◆ **ROWS**:
begin

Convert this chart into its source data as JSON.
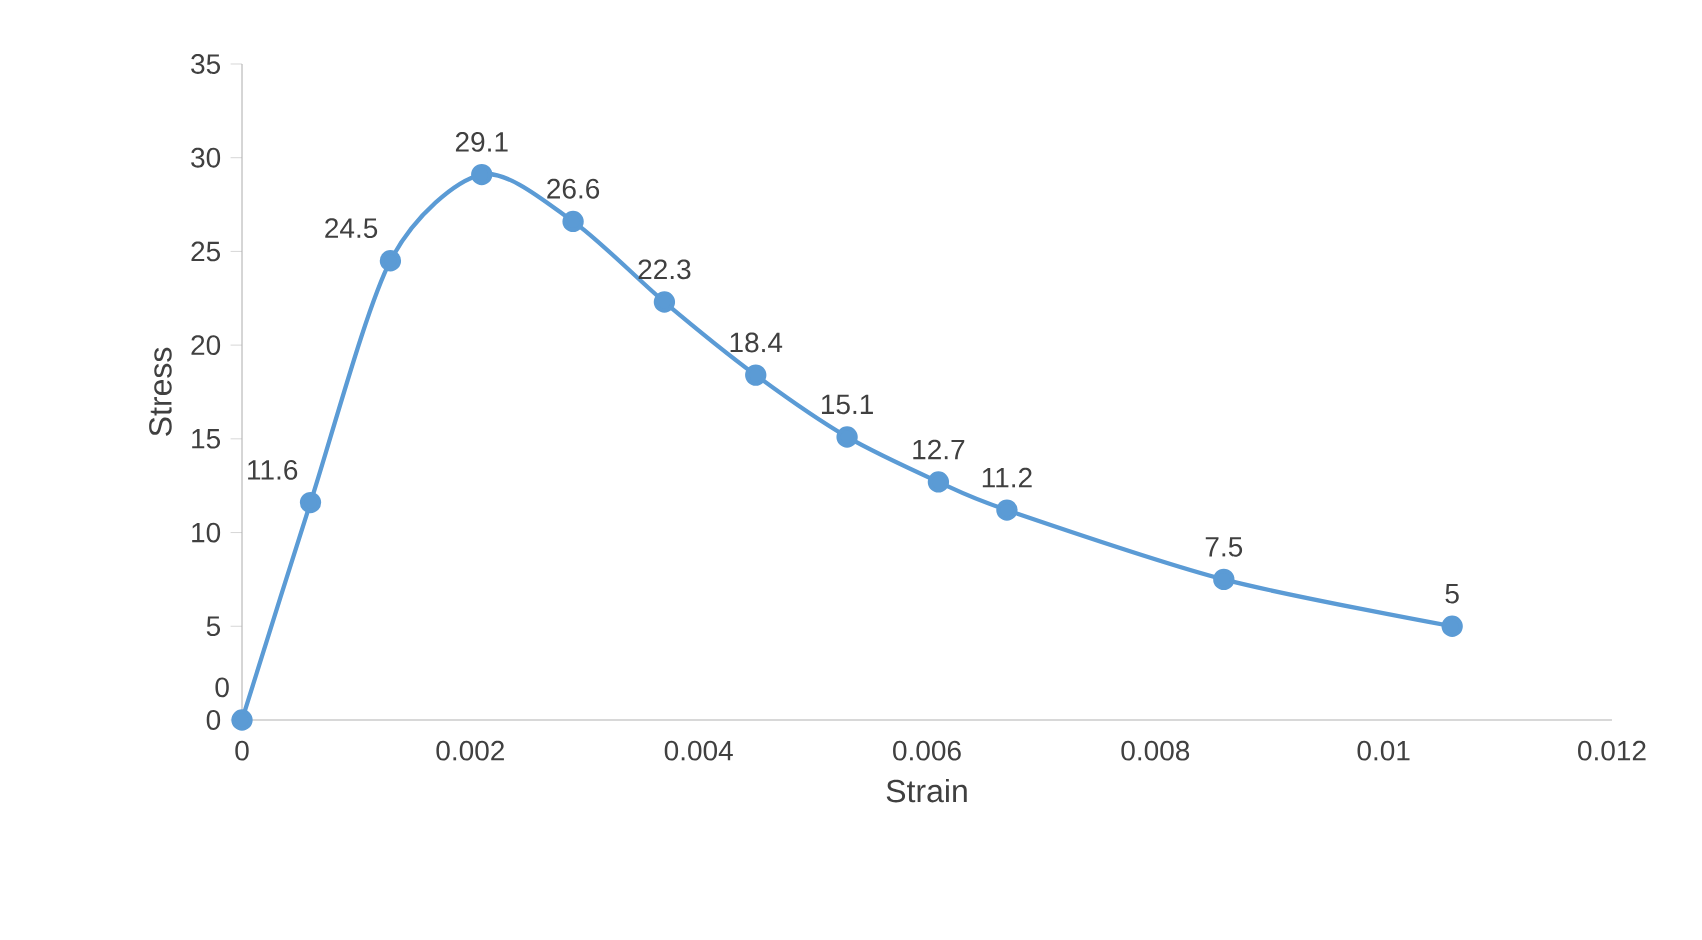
{
  "chart_data": {
    "type": "line",
    "xlabel": "Strain",
    "ylabel": "Stress",
    "x": [
      0,
      0.0006,
      0.0013,
      0.0021,
      0.0029,
      0.0037,
      0.0045,
      0.0053,
      0.0061,
      0.0067,
      0.0086,
      0.0106
    ],
    "series": [
      {
        "color": "#5b9bd5",
        "values": [
          0,
          11.6,
          24.5,
          29.1,
          26.6,
          22.3,
          18.4,
          15.1,
          12.7,
          11.2,
          7.5,
          5
        ]
      }
    ],
    "xlim": [
      0,
      0.012
    ],
    "xticks": [
      {
        "value": 0,
        "label": "0"
      },
      {
        "value": 0.002,
        "label": "0.002"
      },
      {
        "value": 0.004,
        "label": "0.004"
      },
      {
        "value": 0.006,
        "label": "0.006"
      },
      {
        "value": 0.008,
        "label": "0.008"
      },
      {
        "value": 0.01,
        "label": "0.01"
      },
      {
        "value": 0.012,
        "label": "0.012"
      }
    ],
    "ylim": [
      0,
      35
    ],
    "yticks": [
      0,
      5,
      10,
      15,
      20,
      25,
      30,
      35
    ],
    "data_labels": true,
    "grid": false,
    "marker": "circle",
    "line_style": "solid"
  }
}
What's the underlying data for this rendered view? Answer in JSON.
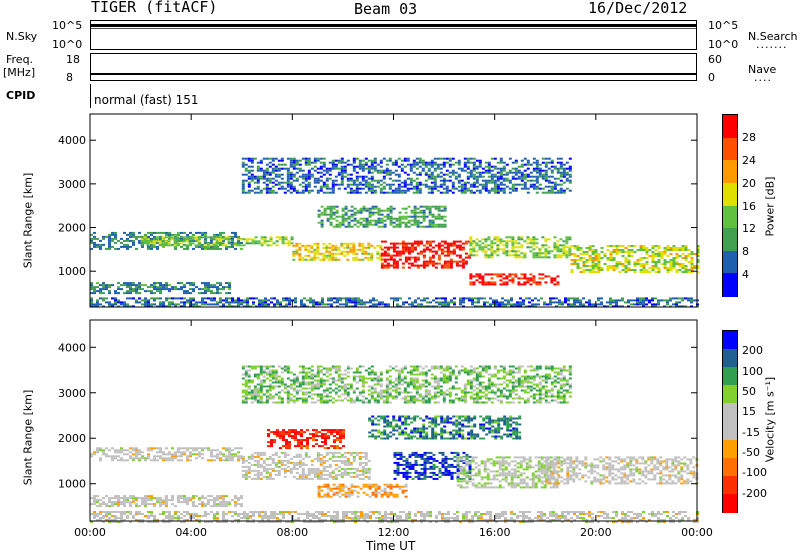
{
  "header": {
    "radar": "TIGER (fitACF)",
    "beam": "Beam 03",
    "date": "16/Dec/2012"
  },
  "params": {
    "nsky_label": "N.Sky",
    "nsearch_label": "N.Search",
    "nsky_ticks": [
      "10^5",
      "10^0"
    ],
    "nsearch_ticks": [
      "10^5",
      "10^0"
    ],
    "freq_label": "Freq.",
    "freq_unit": "[MHz]",
    "freq_ticks": [
      "18",
      "8"
    ],
    "nave_label": "Nave",
    "nave_ticks": [
      "60",
      "0"
    ],
    "cpid_label": "CPID",
    "cpid_value": "normal (fast) 151"
  },
  "colors": {
    "power_scale": [
      "#0000ff",
      "#2060b0",
      "#40a050",
      "#60c040",
      "#e0e000",
      "#ff9900",
      "#ff5000",
      "#ff0000"
    ],
    "velocity_scale": [
      "#0000ff",
      "#206090",
      "#30a050",
      "#80d030",
      "#c0c0c0",
      "#c0c0c0",
      "#ffa000",
      "#ff7000",
      "#ff3000",
      "#ff0000"
    ]
  },
  "chart_data": [
    {
      "type": "heatmap",
      "name": "power",
      "ylabel": "Slant Range [km]",
      "ylim": [
        180,
        4600
      ],
      "y_ticks": [
        1000,
        2000,
        3000,
        4000
      ],
      "x_ticks": [
        "00:00",
        "04:00",
        "08:00",
        "12:00",
        "16:00",
        "20:00",
        "00:00"
      ],
      "colorbar": {
        "label": "Power [dB]",
        "ticks": [
          "28",
          "24",
          "20",
          "16",
          "12",
          "8",
          "4"
        ],
        "range": [
          0,
          30
        ]
      },
      "bands": [
        {
          "start_h": 0.0,
          "end_h": 5.5,
          "y_lo": 500,
          "y_hi": 750,
          "value": 8
        },
        {
          "start_h": 0.0,
          "end_h": 6.0,
          "y_lo": 1500,
          "y_hi": 1900,
          "value": 8
        },
        {
          "start_h": 2.0,
          "end_h": 8.0,
          "y_lo": 1600,
          "y_hi": 1800,
          "value": 14
        },
        {
          "start_h": 8.0,
          "end_h": 11.5,
          "y_lo": 1250,
          "y_hi": 1650,
          "value": 18
        },
        {
          "start_h": 11.5,
          "end_h": 15.0,
          "y_lo": 1100,
          "y_hi": 1700,
          "value": 28
        },
        {
          "start_h": 15.0,
          "end_h": 18.5,
          "y_lo": 700,
          "y_hi": 950,
          "value": 28
        },
        {
          "start_h": 15.0,
          "end_h": 19.0,
          "y_lo": 1300,
          "y_hi": 1800,
          "value": 14
        },
        {
          "start_h": 19.0,
          "end_h": 24.0,
          "y_lo": 1000,
          "y_hi": 1600,
          "value": 16
        },
        {
          "start_h": 9.0,
          "end_h": 14.0,
          "y_lo": 2000,
          "y_hi": 2500,
          "value": 10
        },
        {
          "start_h": 6.0,
          "end_h": 19.0,
          "y_lo": 2800,
          "y_hi": 3600,
          "value": 6
        },
        {
          "start_h": 0.0,
          "end_h": 24.0,
          "y_lo": 180,
          "y_hi": 400,
          "value": 6
        }
      ]
    },
    {
      "type": "heatmap",
      "name": "velocity",
      "ylabel": "Slant Range [km]",
      "xlabel": "Time UT",
      "ylim": [
        180,
        4600
      ],
      "y_ticks": [
        1000,
        2000,
        3000,
        4000
      ],
      "x_ticks": [
        "00:00",
        "04:00",
        "08:00",
        "12:00",
        "16:00",
        "20:00",
        "00:00"
      ],
      "colorbar": {
        "label": "Velocity [m s⁻¹]",
        "ticks": [
          "200",
          "100",
          "50",
          "15",
          "-15",
          "-50",
          "-100",
          "-200"
        ],
        "range": [
          -250,
          250
        ]
      },
      "bands": [
        {
          "start_h": 0.0,
          "end_h": 6.0,
          "y_lo": 500,
          "y_hi": 750,
          "value": 0
        },
        {
          "start_h": 0.0,
          "end_h": 6.0,
          "y_lo": 1500,
          "y_hi": 1800,
          "value": 0
        },
        {
          "start_h": 6.0,
          "end_h": 11.0,
          "y_lo": 1100,
          "y_hi": 1700,
          "value": 0
        },
        {
          "start_h": 7.0,
          "end_h": 10.0,
          "y_lo": 1800,
          "y_hi": 2200,
          "value": -200
        },
        {
          "start_h": 9.0,
          "end_h": 12.5,
          "y_lo": 700,
          "y_hi": 1000,
          "value": -80
        },
        {
          "start_h": 12.0,
          "end_h": 15.0,
          "y_lo": 1100,
          "y_hi": 1700,
          "value": 200
        },
        {
          "start_h": 14.5,
          "end_h": 18.5,
          "y_lo": 900,
          "y_hi": 1600,
          "value": 30
        },
        {
          "start_h": 18.0,
          "end_h": 24.0,
          "y_lo": 1000,
          "y_hi": 1600,
          "value": 0
        },
        {
          "start_h": 11.0,
          "end_h": 17.0,
          "y_lo": 2000,
          "y_hi": 2500,
          "value": 150
        },
        {
          "start_h": 6.0,
          "end_h": 19.0,
          "y_lo": 2800,
          "y_hi": 3600,
          "value": 80
        },
        {
          "start_h": 0.0,
          "end_h": 24.0,
          "y_lo": 180,
          "y_hi": 400,
          "value": 0
        }
      ]
    }
  ]
}
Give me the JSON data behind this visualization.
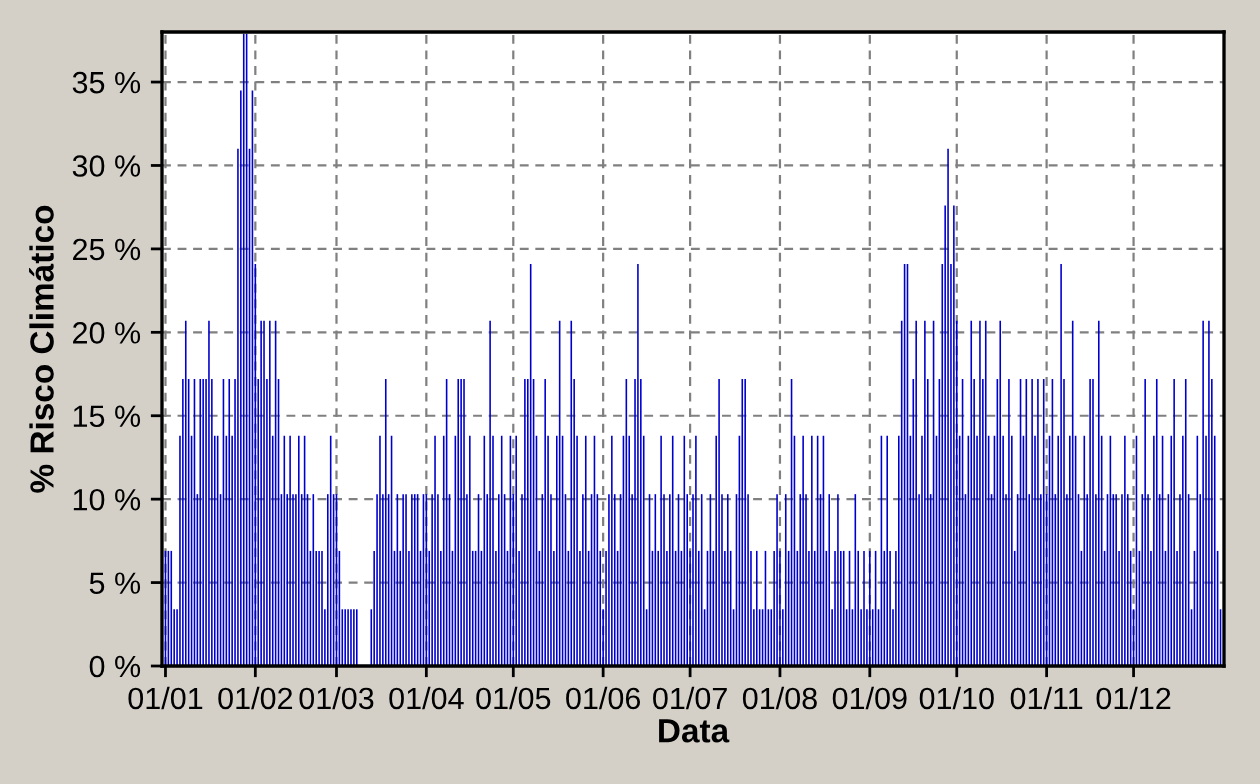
{
  "chart_data": {
    "type": "bar",
    "xlabel": "Data",
    "ylabel": "% Risco Climático",
    "color": "#0000cc",
    "grid": true,
    "ylim": [
      0,
      38
    ],
    "categories": [
      "01/01",
      null,
      null,
      null,
      null,
      null,
      null,
      null,
      null,
      null,
      null,
      null,
      null,
      null,
      null,
      null,
      null,
      null,
      null,
      null,
      null,
      null,
      null,
      null,
      null,
      null,
      null,
      null,
      null,
      null,
      null,
      "01/02",
      null,
      null,
      null,
      null,
      null,
      null,
      null,
      null,
      null,
      null,
      null,
      null,
      null,
      null,
      null,
      null,
      null,
      null,
      null,
      null,
      null,
      null,
      null,
      null,
      null,
      null,
      null,
      "01/03",
      null,
      null,
      null,
      null,
      null,
      null,
      null,
      null,
      null,
      null,
      null,
      null,
      null,
      null,
      null,
      null,
      null,
      null,
      null,
      null,
      null,
      null,
      null,
      null,
      null,
      null,
      null,
      null,
      null,
      null,
      "01/04",
      null,
      null,
      null,
      null,
      null,
      null,
      null,
      null,
      null,
      null,
      null,
      null,
      null,
      null,
      null,
      null,
      null,
      null,
      null,
      null,
      null,
      null,
      null,
      null,
      null,
      null,
      null,
      null,
      null,
      "01/05",
      null,
      null,
      null,
      null,
      null,
      null,
      null,
      null,
      null,
      null,
      null,
      null,
      null,
      null,
      null,
      null,
      null,
      null,
      null,
      null,
      null,
      null,
      null,
      null,
      null,
      null,
      null,
      null,
      null,
      null,
      "01/06",
      null,
      null,
      null,
      null,
      null,
      null,
      null,
      null,
      null,
      null,
      null,
      null,
      null,
      null,
      null,
      null,
      null,
      null,
      null,
      null,
      null,
      null,
      null,
      null,
      null,
      null,
      null,
      null,
      null,
      "01/07",
      null,
      null,
      null,
      null,
      null,
      null,
      null,
      null,
      null,
      null,
      null,
      null,
      null,
      null,
      null,
      null,
      null,
      null,
      null,
      null,
      null,
      null,
      null,
      null,
      null,
      null,
      null,
      null,
      null,
      null,
      "01/08",
      null,
      null,
      null,
      null,
      null,
      null,
      null,
      null,
      null,
      null,
      null,
      null,
      null,
      null,
      null,
      null,
      null,
      null,
      null,
      null,
      null,
      null,
      null,
      null,
      null,
      null,
      null,
      null,
      null,
      null,
      "01/09",
      null,
      null,
      null,
      null,
      null,
      null,
      null,
      null,
      null,
      null,
      null,
      null,
      null,
      null,
      null,
      null,
      null,
      null,
      null,
      null,
      null,
      null,
      null,
      null,
      null,
      null,
      null,
      null,
      null,
      "01/10",
      null,
      null,
      null,
      null,
      null,
      null,
      null,
      null,
      null,
      null,
      null,
      null,
      null,
      null,
      null,
      null,
      null,
      null,
      null,
      null,
      null,
      null,
      null,
      null,
      null,
      null,
      null,
      null,
      null,
      null,
      "01/11",
      null,
      null,
      null,
      null,
      null,
      null,
      null,
      null,
      null,
      null,
      null,
      null,
      null,
      null,
      null,
      null,
      null,
      null,
      null,
      null,
      null,
      null,
      null,
      null,
      null,
      null,
      null,
      null,
      null,
      "01/12",
      null,
      null,
      null,
      null,
      null,
      null,
      null,
      null,
      null,
      null,
      null,
      null,
      null,
      null,
      null,
      null,
      null,
      null,
      null,
      null,
      null,
      null,
      null,
      null,
      null,
      null,
      null,
      null,
      null,
      null
    ],
    "yticks": [
      {
        "value": 0,
        "label": "0 %"
      },
      {
        "value": 5,
        "label": "5 %"
      },
      {
        "value": 10,
        "label": "10 %"
      },
      {
        "value": 15,
        "label": "15 %"
      },
      {
        "value": 20,
        "label": "20 %"
      },
      {
        "value": 25,
        "label": "25 %"
      },
      {
        "value": 30,
        "label": "30 %"
      },
      {
        "value": 35,
        "label": "35 %"
      }
    ],
    "values": [
      6.9,
      6.9,
      6.9,
      3.4,
      3.4,
      13.8,
      17.2,
      20.7,
      17.2,
      13.8,
      17.2,
      10.3,
      17.2,
      17.2,
      17.2,
      20.7,
      17.2,
      13.8,
      13.8,
      10.3,
      17.2,
      13.8,
      17.2,
      13.8,
      17.2,
      31.0,
      34.5,
      37.9,
      37.9,
      31.0,
      34.5,
      24.1,
      17.2,
      20.7,
      20.7,
      17.2,
      20.7,
      13.8,
      20.7,
      17.2,
      10.3,
      13.8,
      10.3,
      13.8,
      10.3,
      10.3,
      13.8,
      10.3,
      13.8,
      10.3,
      6.9,
      10.3,
      6.9,
      6.9,
      6.9,
      3.4,
      10.3,
      13.8,
      10.3,
      10.3,
      6.9,
      3.4,
      3.4,
      3.4,
      3.4,
      3.4,
      3.4,
      0,
      0,
      0,
      0,
      3.4,
      6.9,
      10.3,
      13.8,
      10.3,
      17.2,
      10.3,
      13.8,
      6.9,
      10.3,
      6.9,
      10.3,
      10.3,
      6.9,
      10.3,
      10.3,
      10.3,
      6.9,
      10.3,
      10.3,
      6.9,
      10.3,
      13.8,
      10.3,
      6.9,
      13.8,
      17.2,
      10.3,
      6.9,
      13.8,
      17.2,
      17.2,
      17.2,
      10.3,
      13.8,
      6.9,
      6.9,
      10.3,
      6.9,
      13.8,
      10.3,
      20.7,
      13.8,
      6.9,
      10.3,
      13.8,
      10.3,
      6.9,
      13.8,
      10.3,
      13.8,
      6.9,
      10.3,
      17.2,
      17.2,
      24.1,
      17.2,
      13.8,
      6.9,
      10.3,
      17.2,
      13.8,
      10.3,
      6.9,
      13.8,
      20.7,
      13.8,
      10.3,
      6.9,
      20.7,
      17.2,
      13.8,
      6.9,
      10.3,
      13.8,
      6.9,
      10.3,
      13.8,
      10.3,
      6.9,
      3.4,
      6.9,
      10.3,
      13.8,
      10.3,
      6.9,
      10.3,
      13.8,
      17.2,
      13.8,
      10.3,
      17.2,
      24.1,
      17.2,
      13.8,
      3.4,
      10.3,
      6.9,
      10.3,
      6.9,
      13.8,
      10.3,
      6.9,
      10.3,
      13.8,
      6.9,
      10.3,
      6.9,
      13.8,
      10.3,
      6.9,
      10.3,
      13.8,
      6.9,
      10.3,
      3.4,
      6.9,
      10.3,
      6.9,
      13.8,
      17.2,
      10.3,
      6.9,
      10.3,
      6.9,
      3.4,
      10.3,
      13.8,
      17.2,
      17.2,
      10.3,
      6.9,
      3.4,
      6.9,
      3.4,
      3.4,
      6.9,
      3.4,
      3.4,
      6.9,
      10.3,
      6.9,
      3.4,
      10.3,
      6.9,
      17.2,
      13.8,
      6.9,
      10.3,
      13.8,
      10.3,
      6.9,
      13.8,
      6.9,
      13.8,
      10.3,
      13.8,
      6.9,
      10.3,
      3.4,
      6.9,
      10.3,
      6.9,
      6.9,
      3.4,
      6.9,
      3.4,
      10.3,
      6.9,
      3.4,
      6.9,
      3.4,
      6.9,
      3.4,
      6.9,
      3.4,
      13.8,
      6.9,
      13.8,
      6.9,
      3.4,
      6.9,
      13.8,
      20.7,
      24.1,
      24.1,
      13.8,
      17.2,
      20.7,
      10.3,
      13.8,
      20.7,
      17.2,
      10.3,
      20.7,
      13.8,
      17.2,
      24.1,
      27.6,
      31.0,
      24.1,
      27.6,
      20.7,
      13.8,
      17.2,
      10.3,
      13.8,
      20.7,
      17.2,
      13.8,
      20.7,
      17.2,
      20.7,
      13.8,
      10.3,
      13.8,
      17.2,
      20.7,
      13.8,
      10.3,
      17.2,
      13.8,
      6.9,
      10.3,
      17.2,
      13.8,
      17.2,
      10.3,
      17.2,
      13.8,
      17.2,
      10.3,
      17.2,
      10.3,
      13.8,
      17.2,
      10.3,
      13.8,
      24.1,
      17.2,
      10.3,
      13.8,
      20.7,
      13.8,
      10.3,
      6.9,
      13.8,
      10.3,
      17.2,
      17.2,
      10.3,
      20.7,
      13.8,
      6.9,
      10.3,
      13.8,
      10.3,
      10.3,
      6.9,
      10.3,
      13.8,
      10.3,
      6.9,
      3.4,
      13.8,
      6.9,
      10.3,
      17.2,
      10.3,
      6.9,
      13.8,
      17.2,
      10.3,
      13.8,
      6.9,
      10.3,
      13.8,
      17.2,
      6.9,
      10.3,
      13.8,
      17.2,
      10.3,
      3.4,
      6.9,
      13.8,
      10.3,
      20.7,
      13.8,
      20.7,
      17.2,
      13.8,
      6.9,
      3.4
    ]
  }
}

end

◆ **SHORT PROBLEM**: Single out each line of the records above with the string "ylabel" in it, and copy it.

◆ **EXPECTED ANSWER**:
    "ylabel": "Stress",
      "ylabel": "Slant Range [km]",
      "ylabel": "Slant Range [km]",
    "ylabel": "% Risco Climático",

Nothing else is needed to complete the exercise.